■ Problem to solve: Look over the lines below. Report each one that includes the string "text".

■ Data for processing:
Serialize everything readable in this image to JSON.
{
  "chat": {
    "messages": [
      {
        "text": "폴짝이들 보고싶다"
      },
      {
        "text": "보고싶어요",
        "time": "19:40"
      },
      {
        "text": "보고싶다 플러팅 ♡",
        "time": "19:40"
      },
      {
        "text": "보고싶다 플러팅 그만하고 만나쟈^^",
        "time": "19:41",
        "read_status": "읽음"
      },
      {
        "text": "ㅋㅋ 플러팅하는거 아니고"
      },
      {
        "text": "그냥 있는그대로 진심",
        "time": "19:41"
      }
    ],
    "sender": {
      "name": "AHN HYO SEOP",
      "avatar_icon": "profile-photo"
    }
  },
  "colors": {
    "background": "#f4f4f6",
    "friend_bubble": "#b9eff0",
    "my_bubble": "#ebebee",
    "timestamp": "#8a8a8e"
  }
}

==

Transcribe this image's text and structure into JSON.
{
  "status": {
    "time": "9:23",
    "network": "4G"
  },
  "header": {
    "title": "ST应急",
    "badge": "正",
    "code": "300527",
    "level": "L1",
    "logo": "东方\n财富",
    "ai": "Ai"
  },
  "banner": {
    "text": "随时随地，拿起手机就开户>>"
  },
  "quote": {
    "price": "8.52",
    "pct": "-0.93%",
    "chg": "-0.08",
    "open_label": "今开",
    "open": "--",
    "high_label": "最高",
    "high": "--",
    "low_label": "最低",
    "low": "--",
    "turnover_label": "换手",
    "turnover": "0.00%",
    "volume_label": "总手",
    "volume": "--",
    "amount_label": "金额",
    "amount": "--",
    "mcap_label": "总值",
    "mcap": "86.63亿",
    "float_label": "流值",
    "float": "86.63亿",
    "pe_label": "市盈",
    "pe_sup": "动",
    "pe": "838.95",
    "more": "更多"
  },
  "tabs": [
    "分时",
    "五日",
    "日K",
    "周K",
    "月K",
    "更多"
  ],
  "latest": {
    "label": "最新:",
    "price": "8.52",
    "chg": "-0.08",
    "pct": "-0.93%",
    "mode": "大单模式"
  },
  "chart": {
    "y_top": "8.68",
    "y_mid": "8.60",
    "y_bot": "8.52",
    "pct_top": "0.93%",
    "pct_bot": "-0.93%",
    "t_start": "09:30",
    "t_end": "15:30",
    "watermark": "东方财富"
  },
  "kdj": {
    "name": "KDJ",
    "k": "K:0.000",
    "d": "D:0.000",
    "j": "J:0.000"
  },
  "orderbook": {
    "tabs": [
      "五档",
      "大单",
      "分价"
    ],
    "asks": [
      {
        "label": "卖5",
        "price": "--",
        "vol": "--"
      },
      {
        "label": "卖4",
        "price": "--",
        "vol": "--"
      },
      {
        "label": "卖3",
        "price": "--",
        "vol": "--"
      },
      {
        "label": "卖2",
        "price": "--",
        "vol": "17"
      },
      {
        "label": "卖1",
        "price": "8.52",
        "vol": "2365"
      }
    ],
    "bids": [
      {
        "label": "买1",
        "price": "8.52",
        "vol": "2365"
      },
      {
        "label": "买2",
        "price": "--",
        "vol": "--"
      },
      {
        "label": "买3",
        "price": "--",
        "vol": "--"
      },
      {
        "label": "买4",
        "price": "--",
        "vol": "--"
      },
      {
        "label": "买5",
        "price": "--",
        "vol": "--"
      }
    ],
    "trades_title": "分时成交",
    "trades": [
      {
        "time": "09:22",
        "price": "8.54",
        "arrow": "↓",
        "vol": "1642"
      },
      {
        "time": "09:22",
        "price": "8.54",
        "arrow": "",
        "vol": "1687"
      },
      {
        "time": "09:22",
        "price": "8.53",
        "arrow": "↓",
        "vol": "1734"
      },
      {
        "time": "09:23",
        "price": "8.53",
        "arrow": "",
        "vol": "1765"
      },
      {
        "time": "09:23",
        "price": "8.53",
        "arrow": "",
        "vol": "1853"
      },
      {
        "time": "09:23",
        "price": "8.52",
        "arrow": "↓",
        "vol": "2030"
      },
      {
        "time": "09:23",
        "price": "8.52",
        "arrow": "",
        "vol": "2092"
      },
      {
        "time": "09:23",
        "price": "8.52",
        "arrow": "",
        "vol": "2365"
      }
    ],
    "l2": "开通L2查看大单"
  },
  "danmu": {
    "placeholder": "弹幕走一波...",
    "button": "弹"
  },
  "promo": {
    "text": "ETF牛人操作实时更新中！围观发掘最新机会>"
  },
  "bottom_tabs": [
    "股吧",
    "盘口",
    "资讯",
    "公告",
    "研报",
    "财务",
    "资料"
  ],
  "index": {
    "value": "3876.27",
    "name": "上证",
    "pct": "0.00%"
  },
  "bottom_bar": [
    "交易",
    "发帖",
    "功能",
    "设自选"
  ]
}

■ Task response:
        "text": "폴짝이들 보고싶다"
        "text": "보고싶어요",
        "text": "보고싶다 플러팅 ♡",
        "text": "보고싶다 플러팅 그만하고 만나쟈^^",
        "text": "ㅋㅋ 플러팅하는거 아니고"
        "text": "그냥 있는그대로 진심",
Transcribe this image's text and structure into JSON.
    "text": "随时随地，拿起手机就开户>>"
    "text": "ETF牛人操作实时更新中！围观发掘最新机会>"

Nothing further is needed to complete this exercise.